Reproduce every record below exactly as written, but leave out any pictures.

Raw data:
------------------------

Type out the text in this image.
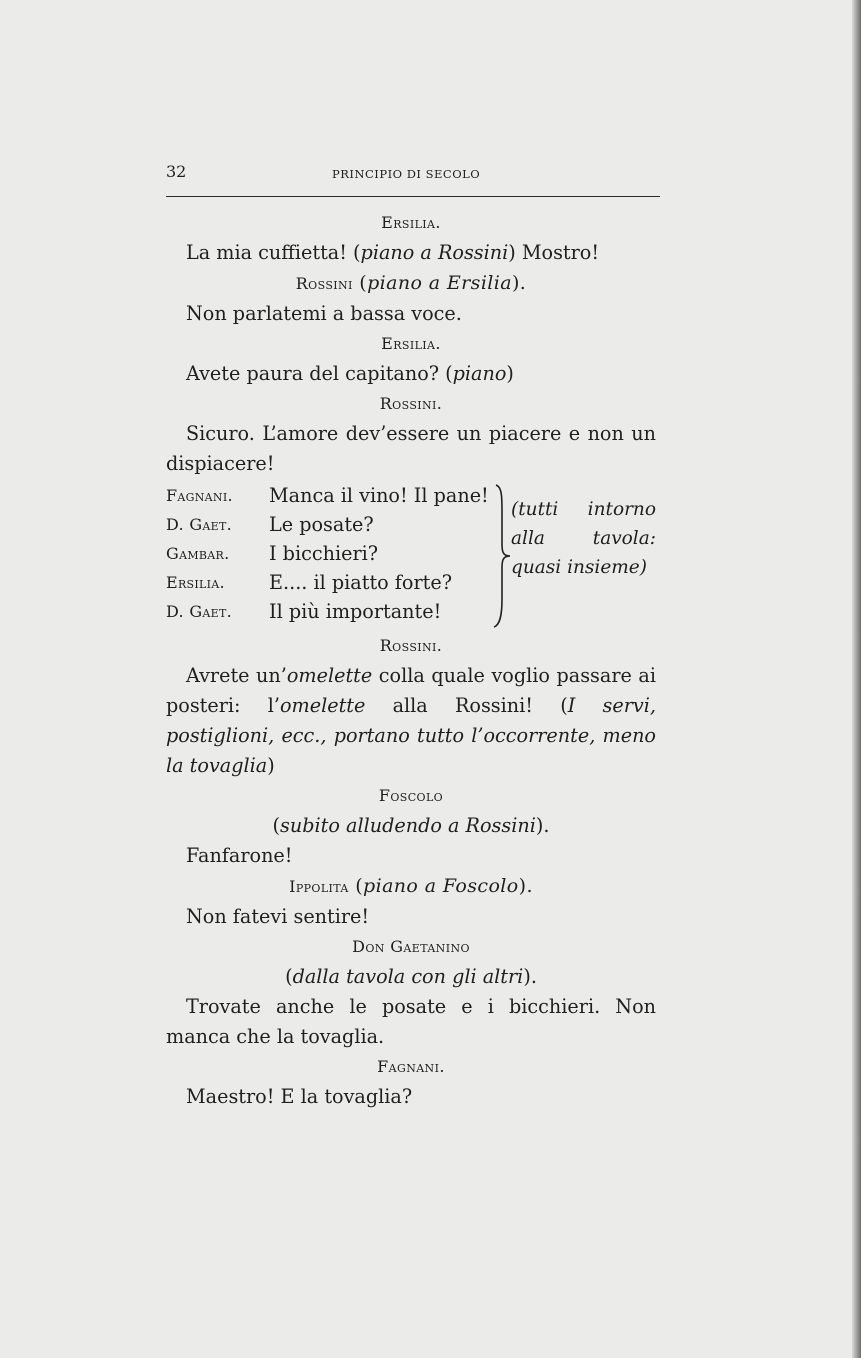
32	PRINCIPIO DI SECOLO
Ersilia.
La mia cuffietta! (piano a Rossini) Mostro!
Rossini (piano a Ersilia).
Non parlatemi a bassa voce.
Ersilia.
Avete paura del capitano? (piano)
Rossini.
Sicuro. L’amore dev’essere un piacere e non un dispiacere!
Fagnani. Manca il vino! Il pane!
D. Gaet. Le posate?
Gambar. I bicchieri?
Ersilia. E.... il piatto forte?
D. Gaet. Il più importante!
(tutti intorno alla tavola: quasi insieme)
Rossini.
Avrete un’omelette colla quale voglio passare ai posteri: l’omelette alla Rossini! (I servi, postiglioni, ecc., portano tutto l’occorrente, meno la tovaglia)
Foscolo
(subito alludendo a Rossini).
Fanfarone!
Ippolita (piano a Foscolo).
Non fatevi sentire!
Don Gaetanino
(dalla tavola con gli altri).
Trovate anche le posate e i bicchieri. Non manca che la tovaglia.
Fagnani.
Maestro! E la tovaglia?
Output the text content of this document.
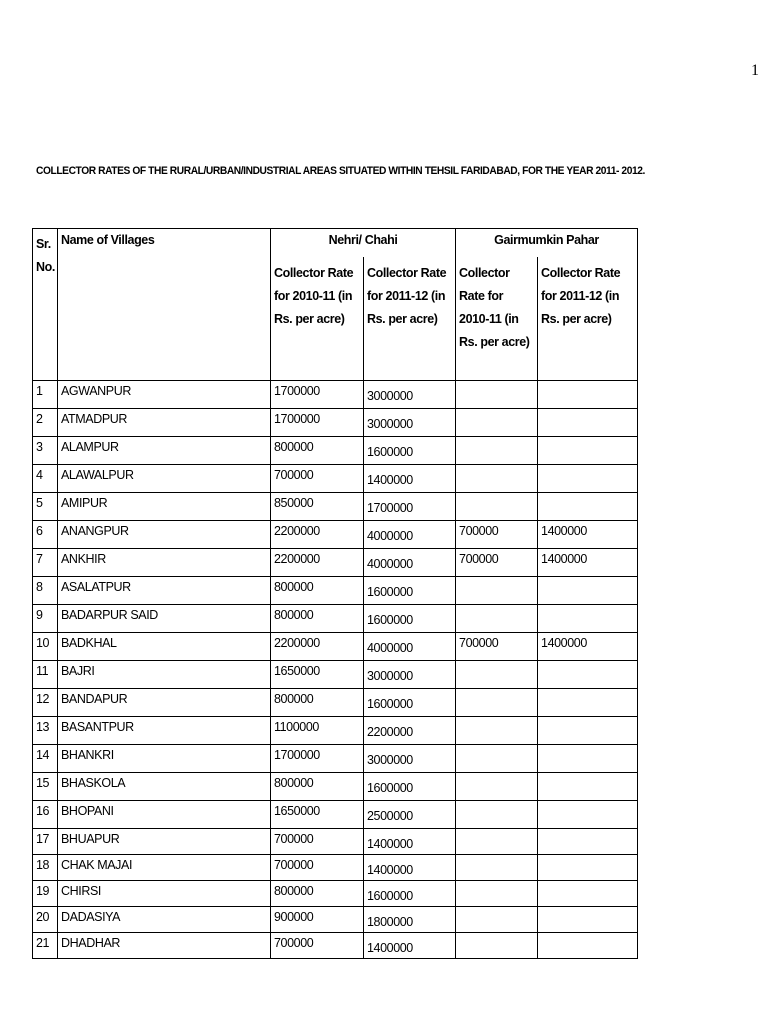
1
COLLECTOR RATES OF THE RURAL/URBAN/INDUSTRIAL AREAS SITUATED WITHIN TEHSIL FARIDABAD, FOR THE YEAR 2011- 2012.
Sr. No.	Name of Villages	Nehri/ Chahi		Gairmumkin Pahar	
		Collector Rate for 2010-11 (in Rs. per acre)	Collector Rate for 2011-12 (in Rs. per acre)	Collector Rate for 2010-11 (in Rs. per acre)	Collector Rate for 2011-12 (in Rs. per acre)
1	AGWANPUR	1700000	3000000		
2	ATMADPUR	1700000	3000000		
3	ALAMPUR	800000	1600000		
4	ALAWALPUR	700000	1400000		
5	AMIPUR	850000	1700000		
6	ANANGPUR	2200000	4000000	700000	1400000
7	ANKHIR	2200000	4000000	700000	1400000
8	ASALATPUR	800000	1600000		
9	BADARPUR SAID	800000	1600000		
10	BADKHAL	2200000	4000000	700000	1400000
11	BAJRI	1650000	3000000		
12	BANDAPUR	800000	1600000		
13	BASANTPUR	1100000	2200000		
14	BHANKRI	1700000	3000000		
15	BHASKOLA	800000	1600000		
16	BHOPANI	1650000	2500000		
17	BHUAPUR	700000	1400000		
18	CHAK MAJAI	700000	1400000		
19	CHIRSI	800000	1600000		
20	DADASIYA	900000	1800000		
21	DHADHAR	700000	1400000		
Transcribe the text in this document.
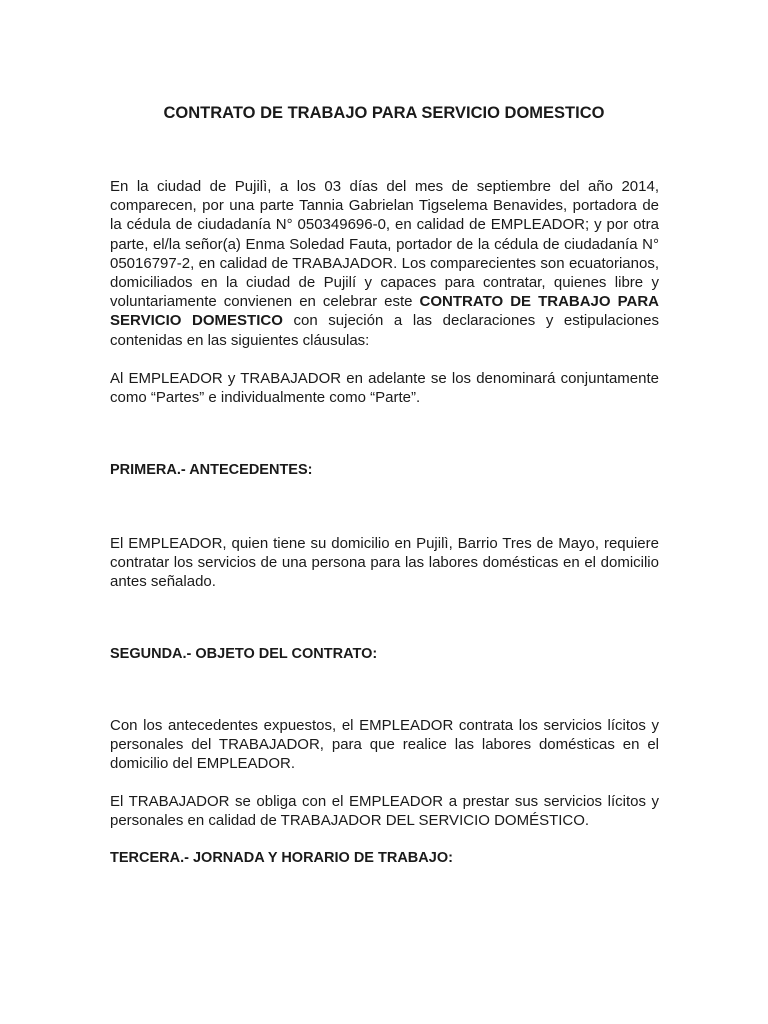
CONTRATO DE TRABAJO PARA SERVICIO DOMESTICO

En la ciudad de Pujilì, a los 03 días del mes de septiembre del año 2014, comparecen, por una parte Tannia Gabrielan Tigselema Benavides, portadora de la cédula de ciudadanía N° 050349696-0, en calidad de EMPLEADOR; y por otra parte, el/la señor(a) Enma Soledad Fauta, portador de la cédula de ciudadanía N° 05016797-2, en calidad de TRABAJADOR. Los comparecientes son ecuatorianos, domiciliados en la ciudad de Pujilí y capaces para contratar, quienes libre y voluntariamente convienen en celebrar este CONTRATO DE TRABAJO PARA SERVICIO DOMESTICO con sujeción a las declaraciones y estipulaciones contenidas en las siguientes cláusulas:

Al EMPLEADOR y TRABAJADOR en adelante se los denominará conjuntamente como “Partes” e individualmente como “Parte”.

PRIMERA.- ANTECEDENTES:

El EMPLEADOR, quien tiene su domicilio en Pujilì, Barrio Tres de Mayo, requiere contratar los servicios de una persona para las labores domésticas en el domicilio antes señalado.

SEGUNDA.- OBJETO DEL CONTRATO:

Con los antecedentes expuestos, el EMPLEADOR contrata los servicios lícitos y personales del TRABAJADOR, para que realice las labores domésticas en el domicilio del EMPLEADOR.

El TRABAJADOR se obliga con el EMPLEADOR a prestar sus servicios lícitos y personales en calidad de TRABAJADOR DEL SERVICIO DOMÉSTICO.

TERCERA.- JORNADA Y HORARIO DE TRABAJO:
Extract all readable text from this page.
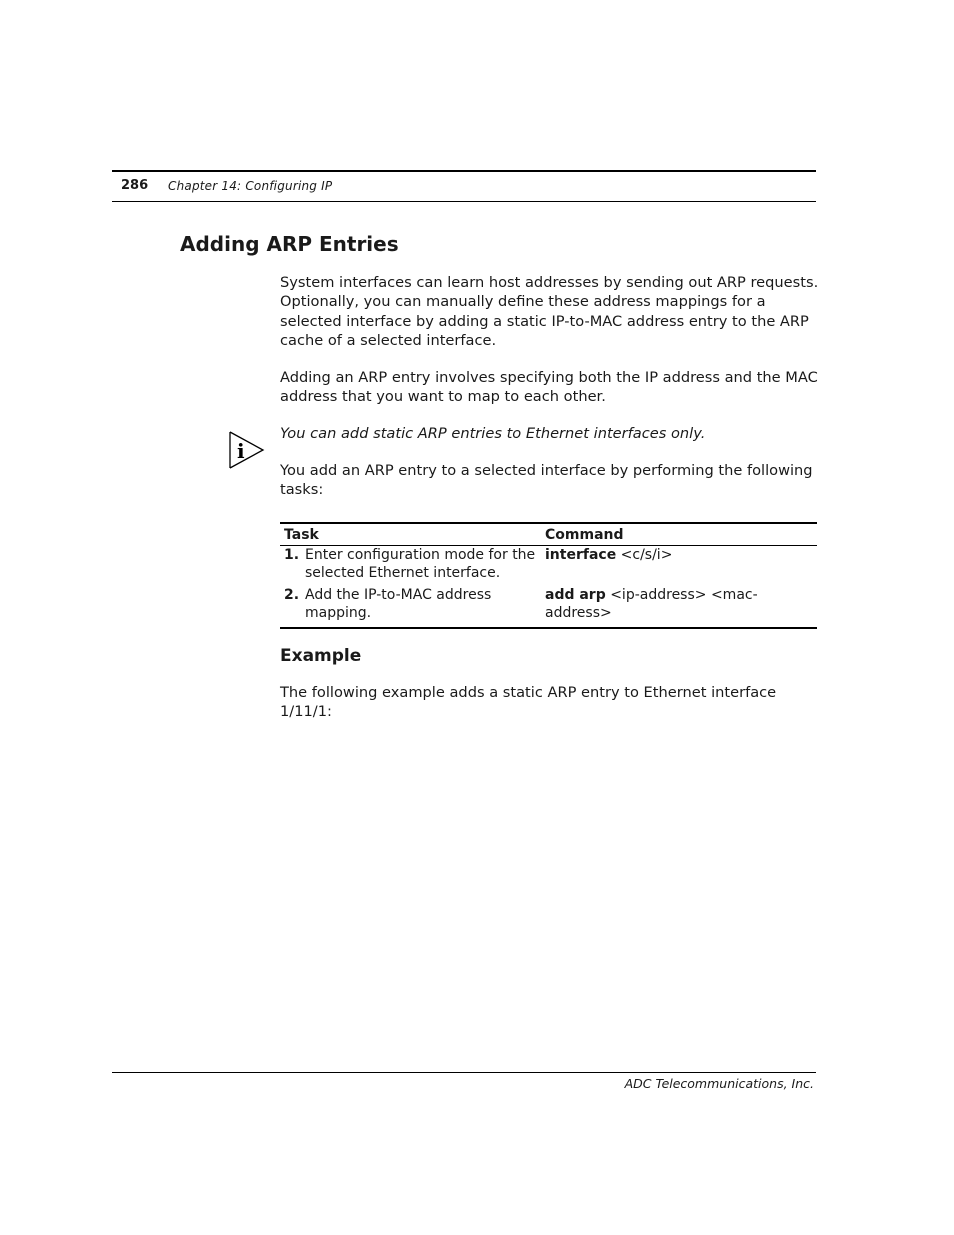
286 Chapter 14: Configuring IP
Adding ARP Entries

System interfaces can learn host addresses by sending out ARP requests. Optionally, you can manually define these address mappings for a selected interface by adding a static IP-to-MAC address entry to the ARP cache of a selected interface.

Adding an ARP entry involves specifying both the IP address and the MAC address that you want to map to each other.

i

You can add static ARP entries to Ethernet interfaces only.

You add an ARP entry to a selected interface by performing the following tasks:

Task	Command

1. Enter configuration mode for the selected Ethernet interface.	interface <c/s/i>

2. Add the IP-to-MAC address mapping.	add arp <ip-address> <mac-address>
Example

The following example adds a static ARP entry to Ethernet interface 1/11/1:

ADC Telecommunications, Inc.
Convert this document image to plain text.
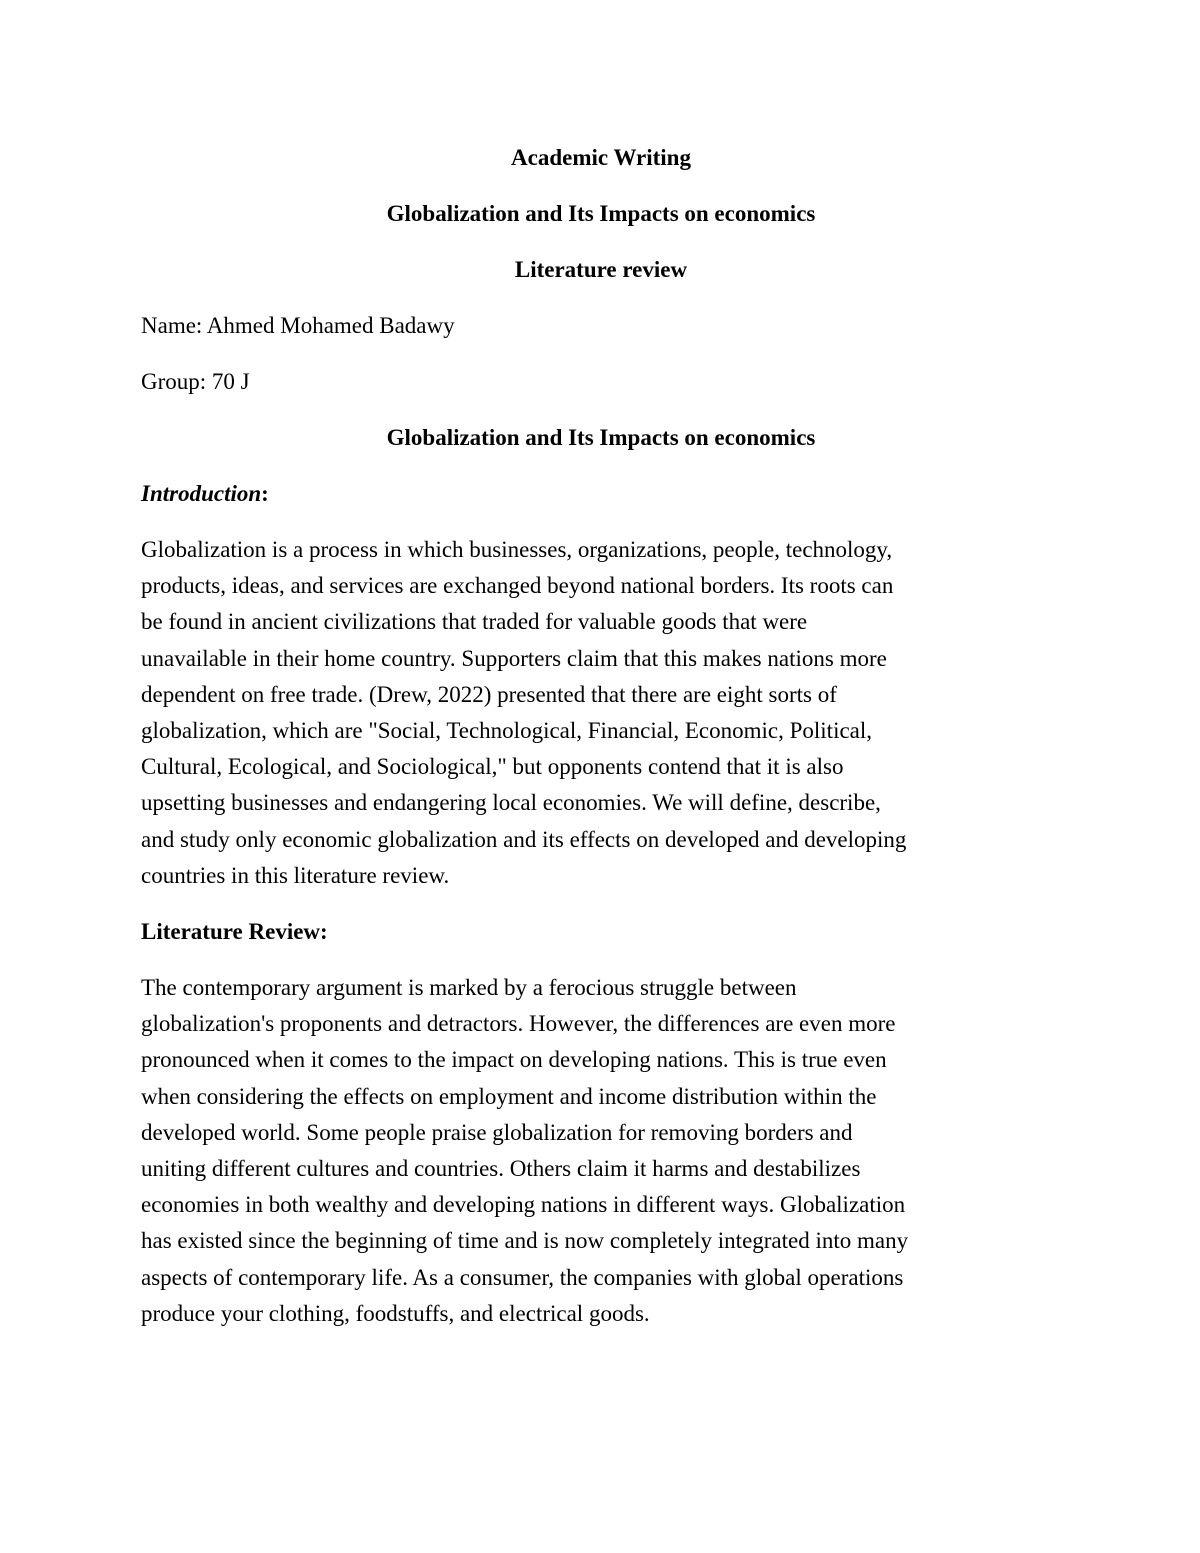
Academic Writing
Globalization and Its Impacts on economics
Literature review
Name: Ahmed Mohamed Badawy
Group: 70 J
Globalization and Its Impacts on economics
Introduction:
Globalization is a process in which businesses, organizations, people, technology,
products, ideas, and services are exchanged beyond national borders. Its roots can
be found in ancient civilizations that traded for valuable goods that were
unavailable in their home country. Supporters claim that this makes nations more
dependent on free trade. (Drew, 2022) presented that there are eight sorts of
globalization, which are "Social, Technological, Financial, Economic, Political,
Cultural, Ecological, and Sociological," but opponents contend that it is also
upsetting businesses and endangering local economies. We will define, describe,
and study only economic globalization and its effects on developed and developing
countries in this literature review.
Literature Review:
The contemporary argument is marked by a ferocious struggle between
globalization's proponents and detractors. However, the differences are even more
pronounced when it comes to the impact on developing nations. This is true even
when considering the effects on employment and income distribution within the
developed world. Some people praise globalization for removing borders and
uniting different cultures and countries. Others claim it harms and destabilizes
economies in both wealthy and developing nations in different ways. Globalization
has existed since the beginning of time and is now completely integrated into many
aspects of contemporary life. As a consumer, the companies with global operations
produce your clothing, foodstuffs, and electrical goods.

------------------------

Expected answer:
Type out the text in this image.
32	PRINCIPIO DI SECOLO
Ersilia.
La mia cuffietta! (piano a Rossini) Mostro!
Rossini (piano a Ersilia).
Non parlatemi a bassa voce.
Ersilia.
Avete paura del capitano? (piano)
Rossini.
Sicuro. L’amore dev’essere un piacere e non un dispiacere!
Fagnani. Manca il vino! Il pane!
D. Gaet. Le posate?
Gambar. I bicchieri?
Ersilia. E.... il piatto forte?
D. Gaet. Il più importante!
(tutti intorno alla tavola: quasi insieme)
Rossini.
Avrete un’omelette colla quale voglio passare ai posteri: l’omelette alla Rossini! (I servi, postiglioni, ecc., portano tutto l’occorrente, meno la tovaglia)
Foscolo
(subito alludendo a Rossini).
Fanfarone!
Ippolita (piano a Foscolo).
Non fatevi sentire!
Don Gaetanino
(dalla tavola con gli altri).
Trovate anche le posate e i bicchieri. Non manca che la tovaglia.
Fagnani.
Maestro! E la tovaglia?
Output the text content of this document.
1
COLLECTOR RATES OF THE RURAL/URBAN/INDUSTRIAL AREAS SITUATED WITHIN TEHSIL FARIDABAD, FOR THE YEAR 2011- 2012.
Sr. No.	Name of Villages	Nehri/ Chahi		Gairmumkin Pahar	
		Collector Rate for 2010-11 (in Rs. per acre)	Collector Rate for 2011-12 (in Rs. per acre)	Collector Rate for 2010-11 (in Rs. per acre)	Collector Rate for 2011-12 (in Rs. per acre)
1	AGWANPUR	1700000	3000000		
2	ATMADPUR	1700000	3000000		
3	ALAMPUR	800000	1600000		
4	ALAWALPUR	700000	1400000		
5	AMIPUR	850000	1700000		
6	ANANGPUR	2200000	4000000	700000	1400000
7	ANKHIR	2200000	4000000	700000	1400000
8	ASALATPUR	800000	1600000		
9	BADARPUR SAID	800000	1600000		
10	BADKHAL	2200000	4000000	700000	1400000
11	BAJRI	1650000	3000000		
12	BANDAPUR	800000	1600000		
13	BASANTPUR	1100000	2200000		
14	BHANKRI	1700000	3000000		
15	BHASKOLA	800000	1600000		
16	BHOPANI	1650000	2500000		
17	BHUAPUR	700000	1400000		
18	CHAK MAJAI	700000	1400000		
19	CHIRSI	800000	1600000		
20	DADASIYA	900000	1800000		
21	DHADHAR	700000	1400000		
Transcribe the text in this document.
CONTRATO DE TRABAJO PARA SERVICIO DOMESTICO

En la ciudad de Pujilì, a los 03 días del mes de septiembre del año 2014, comparecen, por una parte Tannia Gabrielan Tigselema Benavides, portadora de la cédula de ciudadanía N° 050349696-0, en calidad de EMPLEADOR; y por otra parte, el/la señor(a) Enma Soledad Fauta, portador de la cédula de ciudadanía N° 05016797-2, en calidad de TRABAJADOR. Los comparecientes son ecuatorianos, domiciliados en la ciudad de Pujilí y capaces para contratar, quienes libre y voluntariamente convienen en celebrar este CONTRATO DE TRABAJO PARA SERVICIO DOMESTICO con sujeción a las declaraciones y estipulaciones contenidas en las siguientes cláusulas:

Al EMPLEADOR y TRABAJADOR en adelante se los denominará conjuntamente como “Partes” e individualmente como “Parte”.

PRIMERA.- ANTECEDENTES:

El EMPLEADOR, quien tiene su domicilio en Pujilì, Barrio Tres de Mayo, requiere contratar los servicios de una persona para las labores domésticas en el domicilio antes señalado.

SEGUNDA.- OBJETO DEL CONTRATO:

Con los antecedentes expuestos, el EMPLEADOR contrata los servicios lícitos y personales del TRABAJADOR, para que realice las labores domésticas en el domicilio del EMPLEADOR.

El TRABAJADOR se obliga con el EMPLEADOR a prestar sus servicios lícitos y personales en calidad de TRABAJADOR DEL SERVICIO DOMÉSTICO.

TERCERA.- JORNADA Y HORARIO DE TRABAJO:
Extract all readable text from this page.
286 Chapter 14: Configuring IP
Adding ARP Entries

System interfaces can learn host addresses by sending out ARP requests. Optionally, you can manually define these address mappings for a selected interface by adding a static IP-to-MAC address entry to the ARP cache of a selected interface.

Adding an ARP entry involves specifying both the IP address and the MAC address that you want to map to each other.

i

You can add static ARP entries to Ethernet interfaces only.

You add an ARP entry to a selected interface by performing the following tasks:

Task	Command

1. Enter configuration mode for the selected Ethernet interface.	interface <c/s/i>

2. Add the IP-to-MAC address mapping.	add arp <ip-address> <mac-address>
Example

The following example adds a static ARP entry to Ethernet interface 1/11/1:

ADC Telecommunications, Inc.
Convert this document image to plain text.
Academic Writing
Globalization and Its Impacts on economics
Literature review
Name: Ahmed Mohamed Badawy
Group: 70 J
Globalization and Its Impacts on economics
Introduction:
Globalization is a process in which businesses, organizations, people, technology,
products, ideas, and services are exchanged beyond national borders. Its roots can
be found in ancient civilizations that traded for valuable goods that were
unavailable in their home country. Supporters claim that this makes nations more
dependent on free trade. (Drew, 2022) presented that there are eight sorts of
globalization, which are "Social, Technological, Financial, Economic, Political,
Cultural, Ecological, and Sociological," but opponents contend that it is also
upsetting businesses and endangering local economies. We will define, describe,
and study only economic globalization and its effects on developed and developing
countries in this literature review.
Literature Review:
The contemporary argument is marked by a ferocious struggle between
globalization's proponents and detractors. However, the differences are even more
pronounced when it comes to the impact on developing nations. This is true even
when considering the effects on employment and income distribution within the
developed world. Some people praise globalization for removing borders and
uniting different cultures and countries. Others claim it harms and destabilizes
economies in both wealthy and developing nations in different ways. Globalization
has existed since the beginning of time and is now completely integrated into many
aspects of contemporary life. As a consumer, the companies with global operations
produce your clothing, foodstuffs, and electrical goods.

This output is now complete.